▸ Prompt: Gather each line in the entries that includes the string "โทรศ".

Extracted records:
= = = =
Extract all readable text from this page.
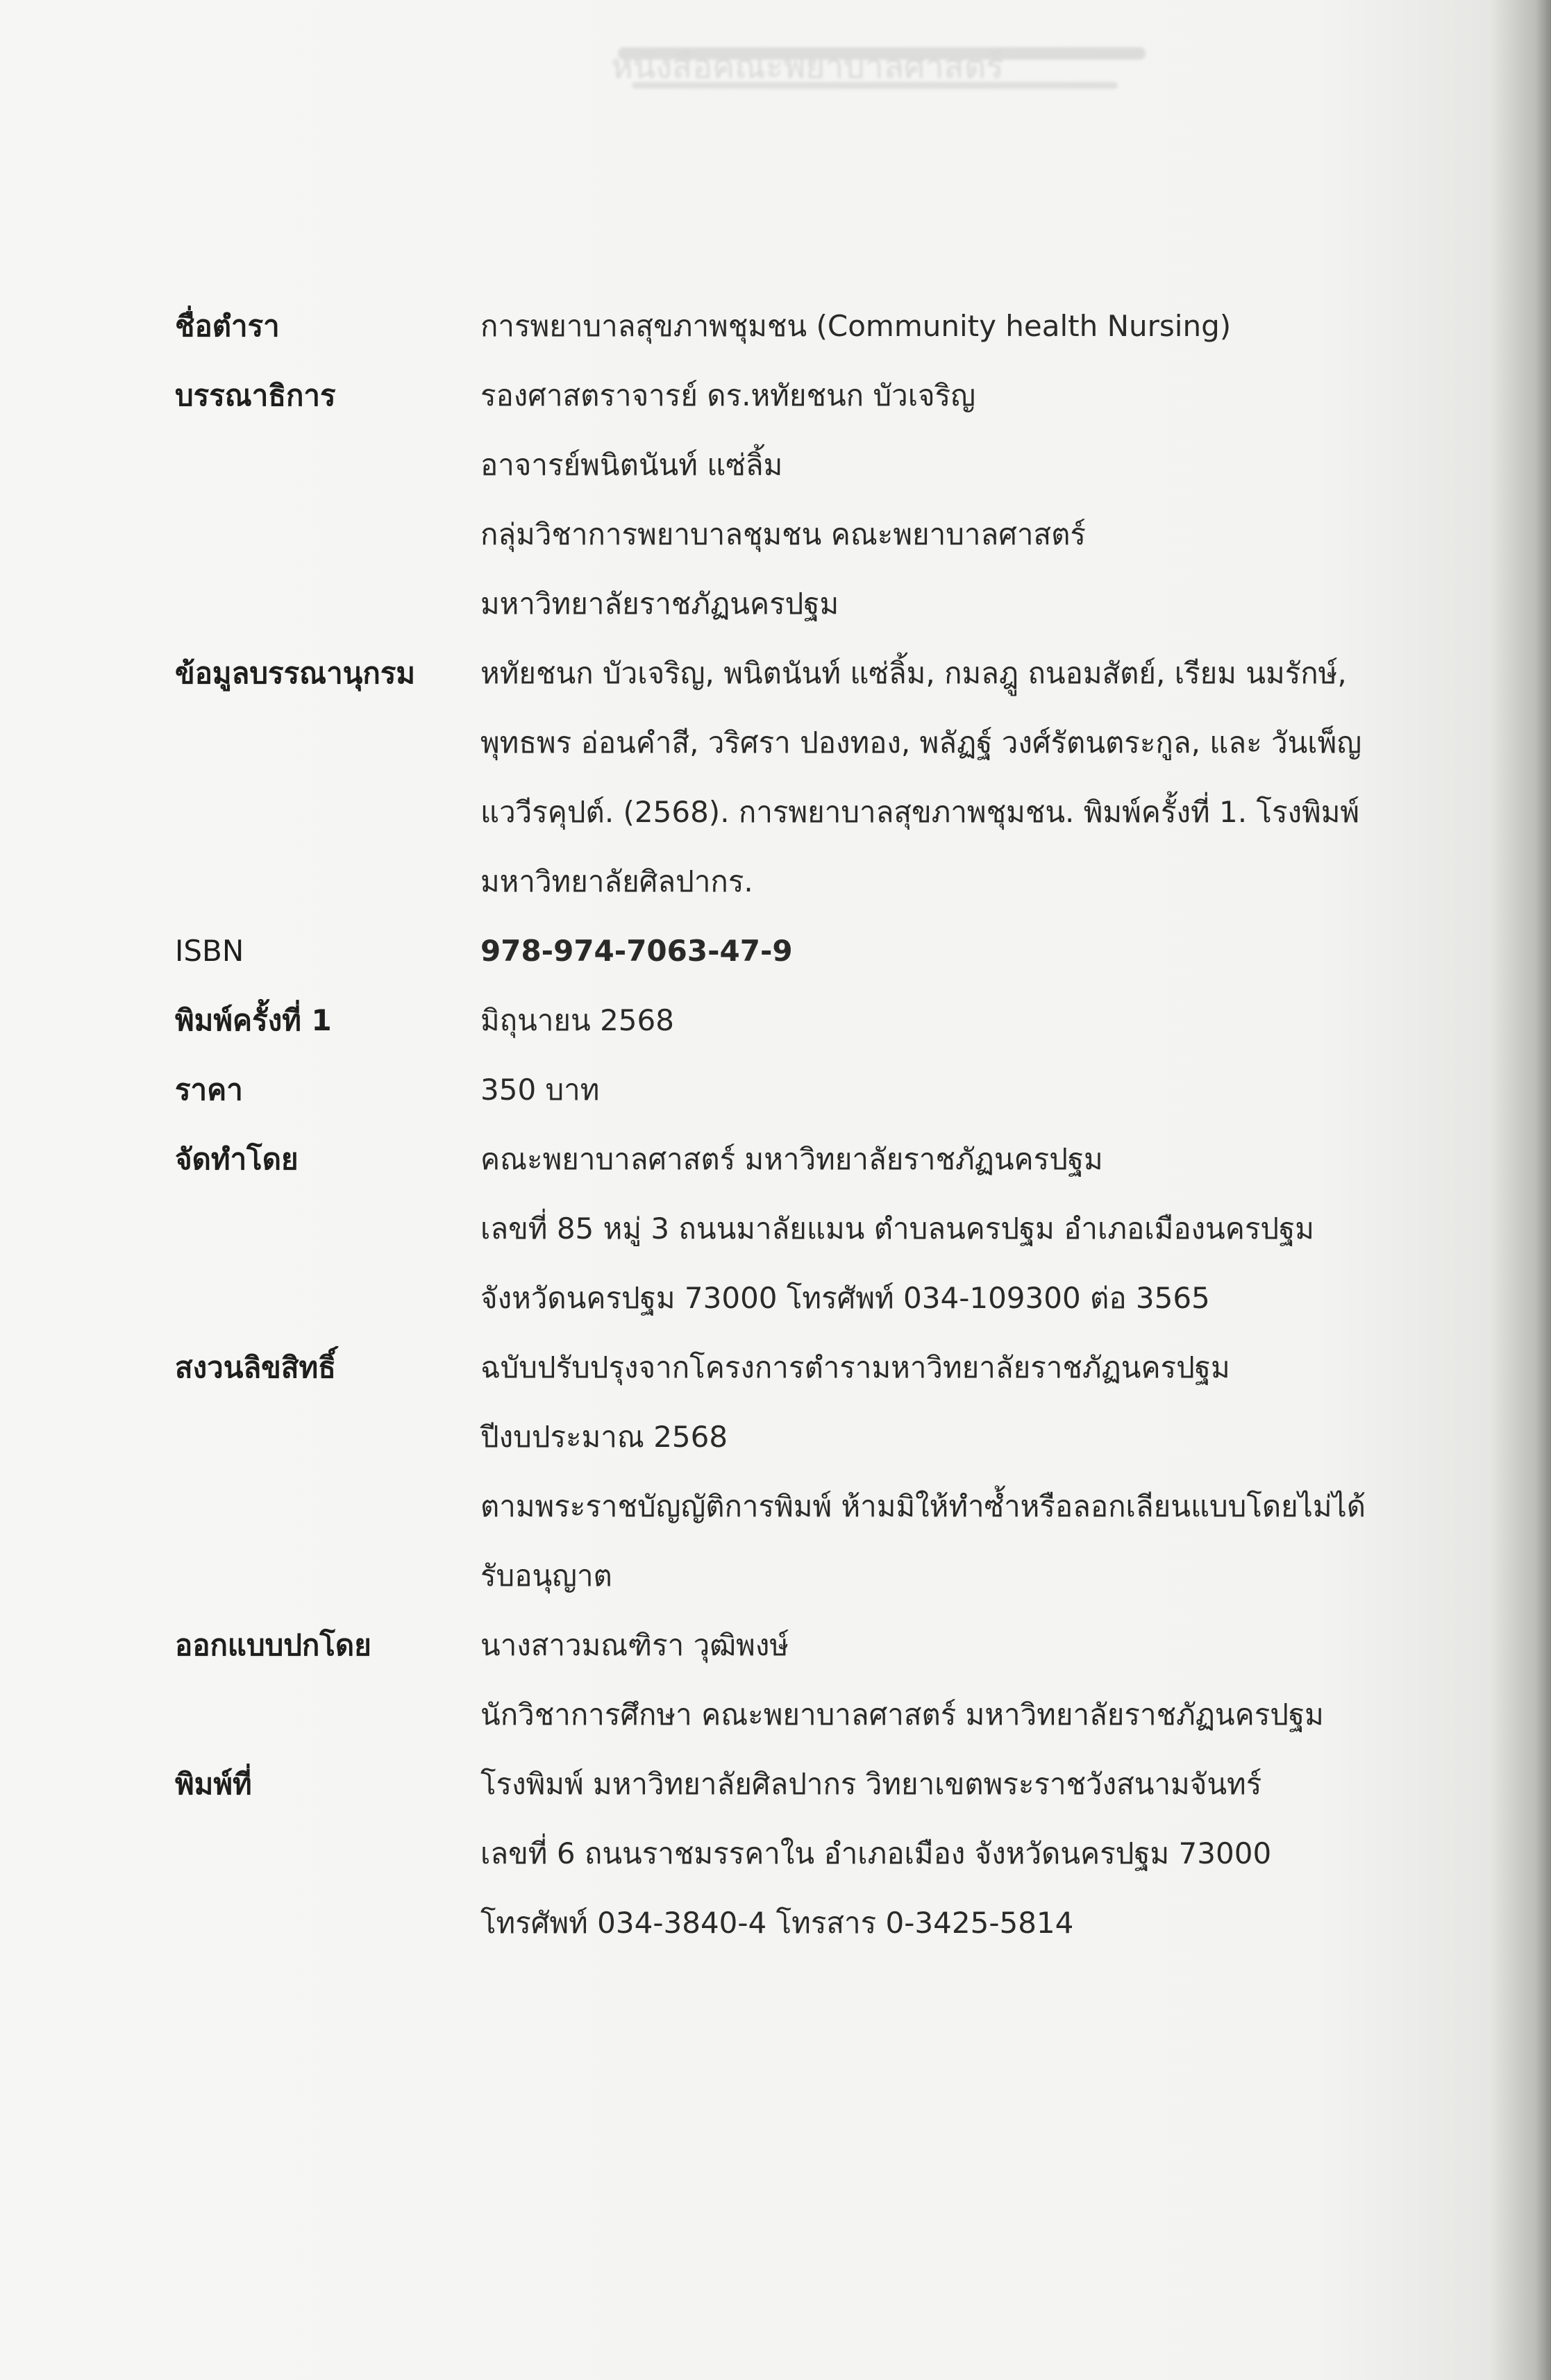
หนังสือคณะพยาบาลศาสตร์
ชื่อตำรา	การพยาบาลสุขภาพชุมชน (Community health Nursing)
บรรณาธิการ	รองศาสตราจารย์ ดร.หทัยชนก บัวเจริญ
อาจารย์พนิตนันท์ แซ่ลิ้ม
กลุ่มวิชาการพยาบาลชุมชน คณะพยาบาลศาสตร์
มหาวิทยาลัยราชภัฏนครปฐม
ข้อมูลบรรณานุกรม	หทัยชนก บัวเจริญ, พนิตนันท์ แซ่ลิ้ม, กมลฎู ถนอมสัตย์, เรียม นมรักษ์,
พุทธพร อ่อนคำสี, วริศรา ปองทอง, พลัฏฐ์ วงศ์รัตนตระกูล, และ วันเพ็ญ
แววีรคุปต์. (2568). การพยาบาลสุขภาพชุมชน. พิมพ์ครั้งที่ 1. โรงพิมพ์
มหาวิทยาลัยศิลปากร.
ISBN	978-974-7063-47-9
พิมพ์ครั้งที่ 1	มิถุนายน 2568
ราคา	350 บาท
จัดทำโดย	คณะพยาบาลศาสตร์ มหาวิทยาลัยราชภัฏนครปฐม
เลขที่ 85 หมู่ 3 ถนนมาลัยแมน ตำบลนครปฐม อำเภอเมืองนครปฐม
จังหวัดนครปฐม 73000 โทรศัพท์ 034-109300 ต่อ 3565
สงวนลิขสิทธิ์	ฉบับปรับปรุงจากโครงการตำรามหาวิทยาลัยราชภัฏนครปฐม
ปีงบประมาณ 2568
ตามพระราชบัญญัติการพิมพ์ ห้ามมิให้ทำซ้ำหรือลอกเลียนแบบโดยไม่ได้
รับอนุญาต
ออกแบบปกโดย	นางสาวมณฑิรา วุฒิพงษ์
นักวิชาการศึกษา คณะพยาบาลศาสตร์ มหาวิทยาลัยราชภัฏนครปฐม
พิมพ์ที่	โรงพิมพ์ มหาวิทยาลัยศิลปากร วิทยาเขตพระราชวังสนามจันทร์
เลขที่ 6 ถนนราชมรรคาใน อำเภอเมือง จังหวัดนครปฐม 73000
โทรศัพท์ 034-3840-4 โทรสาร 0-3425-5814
= = = =
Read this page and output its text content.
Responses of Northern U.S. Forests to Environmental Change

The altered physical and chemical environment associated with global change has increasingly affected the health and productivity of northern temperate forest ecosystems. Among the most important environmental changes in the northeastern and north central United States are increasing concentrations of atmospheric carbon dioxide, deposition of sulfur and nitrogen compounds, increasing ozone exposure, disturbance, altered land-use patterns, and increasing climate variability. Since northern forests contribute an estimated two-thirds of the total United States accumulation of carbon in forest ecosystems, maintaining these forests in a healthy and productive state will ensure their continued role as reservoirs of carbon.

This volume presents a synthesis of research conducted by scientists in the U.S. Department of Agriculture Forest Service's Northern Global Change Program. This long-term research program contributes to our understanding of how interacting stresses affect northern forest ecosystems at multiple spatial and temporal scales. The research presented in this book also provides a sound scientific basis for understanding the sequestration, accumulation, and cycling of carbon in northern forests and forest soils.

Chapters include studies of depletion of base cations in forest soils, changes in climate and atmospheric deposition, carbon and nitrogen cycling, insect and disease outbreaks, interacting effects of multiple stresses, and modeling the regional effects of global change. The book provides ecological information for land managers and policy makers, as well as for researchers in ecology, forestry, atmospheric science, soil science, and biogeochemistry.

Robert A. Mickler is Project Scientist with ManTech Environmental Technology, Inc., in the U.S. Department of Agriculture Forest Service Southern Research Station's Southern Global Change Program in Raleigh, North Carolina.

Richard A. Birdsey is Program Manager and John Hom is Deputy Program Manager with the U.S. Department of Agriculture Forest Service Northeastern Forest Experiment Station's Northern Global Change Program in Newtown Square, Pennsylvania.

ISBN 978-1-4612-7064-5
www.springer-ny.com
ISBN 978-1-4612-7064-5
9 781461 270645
= = = =
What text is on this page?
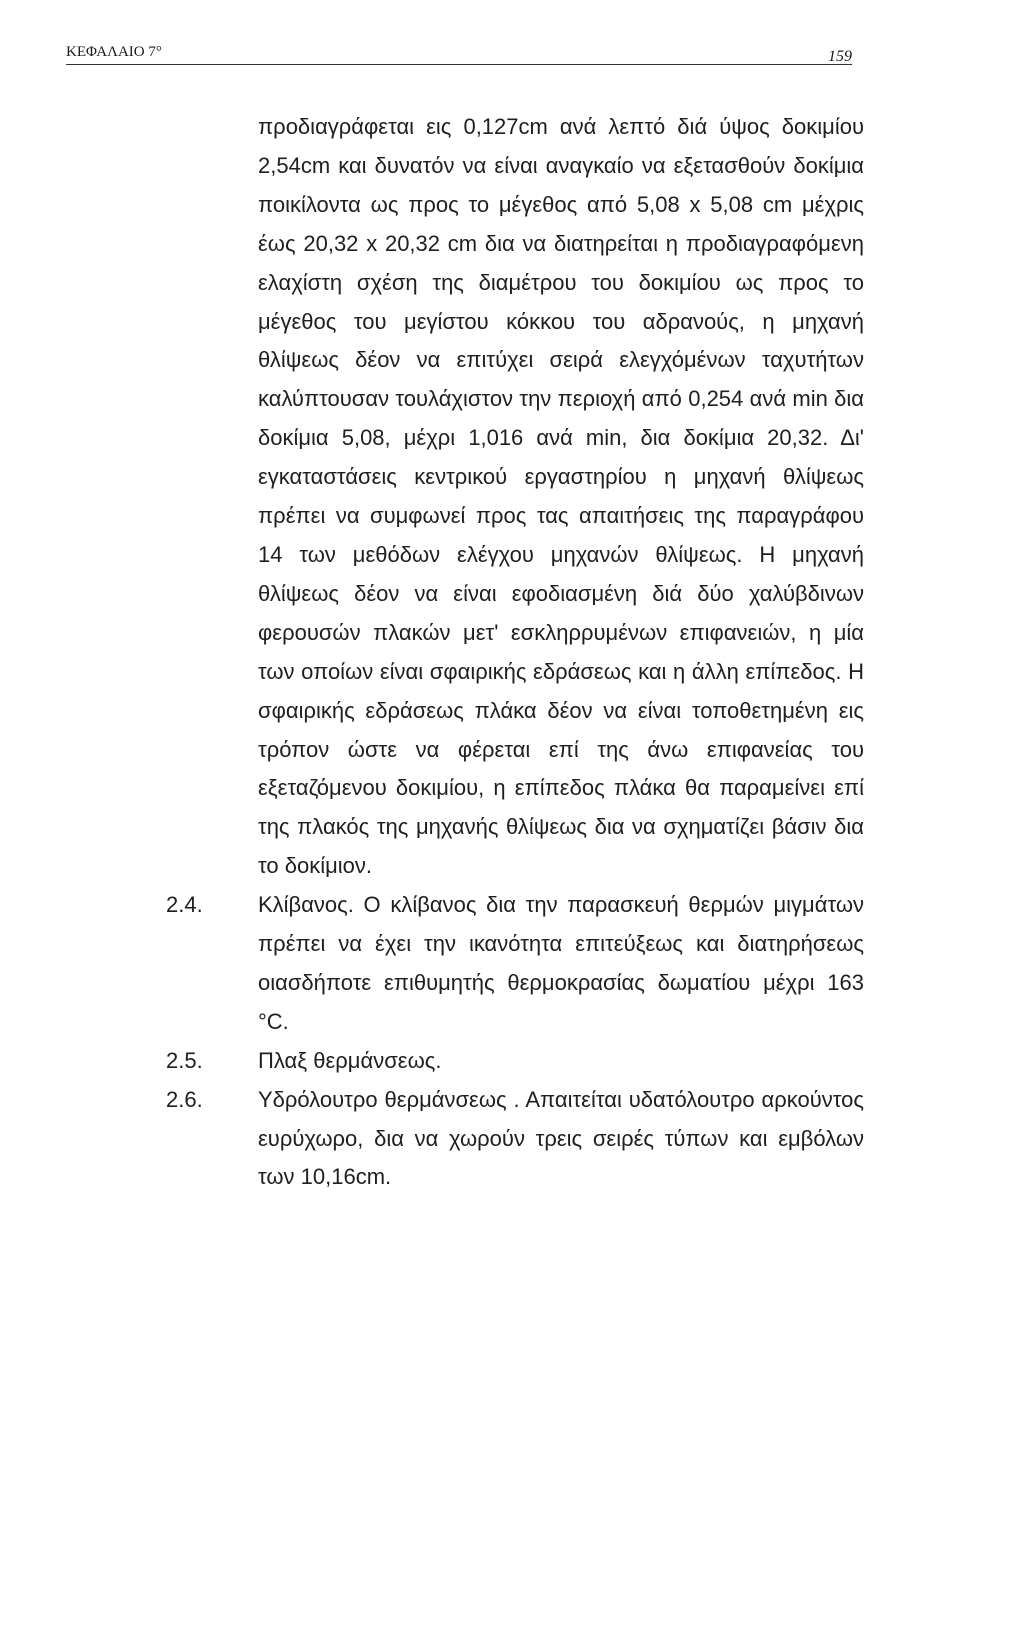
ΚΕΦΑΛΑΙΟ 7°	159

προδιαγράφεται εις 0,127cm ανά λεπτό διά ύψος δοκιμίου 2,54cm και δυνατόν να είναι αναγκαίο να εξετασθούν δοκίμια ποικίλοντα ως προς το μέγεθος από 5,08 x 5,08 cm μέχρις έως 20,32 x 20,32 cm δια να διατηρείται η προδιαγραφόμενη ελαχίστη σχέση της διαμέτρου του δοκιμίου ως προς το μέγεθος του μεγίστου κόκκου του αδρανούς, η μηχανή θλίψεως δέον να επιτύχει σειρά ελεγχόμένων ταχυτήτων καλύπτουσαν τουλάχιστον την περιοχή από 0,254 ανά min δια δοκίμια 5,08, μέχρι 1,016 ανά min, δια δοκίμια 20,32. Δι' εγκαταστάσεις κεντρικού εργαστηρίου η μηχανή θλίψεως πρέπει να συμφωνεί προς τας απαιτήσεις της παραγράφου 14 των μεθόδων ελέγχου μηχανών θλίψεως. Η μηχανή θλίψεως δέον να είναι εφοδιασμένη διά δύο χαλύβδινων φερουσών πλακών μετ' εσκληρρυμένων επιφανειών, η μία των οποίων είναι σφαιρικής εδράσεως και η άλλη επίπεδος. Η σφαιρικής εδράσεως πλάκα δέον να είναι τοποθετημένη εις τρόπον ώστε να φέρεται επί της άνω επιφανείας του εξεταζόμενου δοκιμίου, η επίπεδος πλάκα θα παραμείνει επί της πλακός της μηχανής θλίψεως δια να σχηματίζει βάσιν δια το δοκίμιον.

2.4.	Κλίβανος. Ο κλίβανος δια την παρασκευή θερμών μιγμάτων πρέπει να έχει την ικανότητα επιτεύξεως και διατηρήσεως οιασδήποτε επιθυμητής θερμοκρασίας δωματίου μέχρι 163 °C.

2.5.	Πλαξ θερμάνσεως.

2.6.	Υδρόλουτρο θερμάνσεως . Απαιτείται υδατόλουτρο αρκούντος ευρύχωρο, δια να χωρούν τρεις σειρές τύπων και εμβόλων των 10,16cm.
= = = =
▸ Answer to this exercise:
จังหวัดนครปฐม 73000 โทรศัพท์ 034-109300 ต่อ 3565
โทรศัพท์ 034-3840-4 โทรสาร 0-3425-5814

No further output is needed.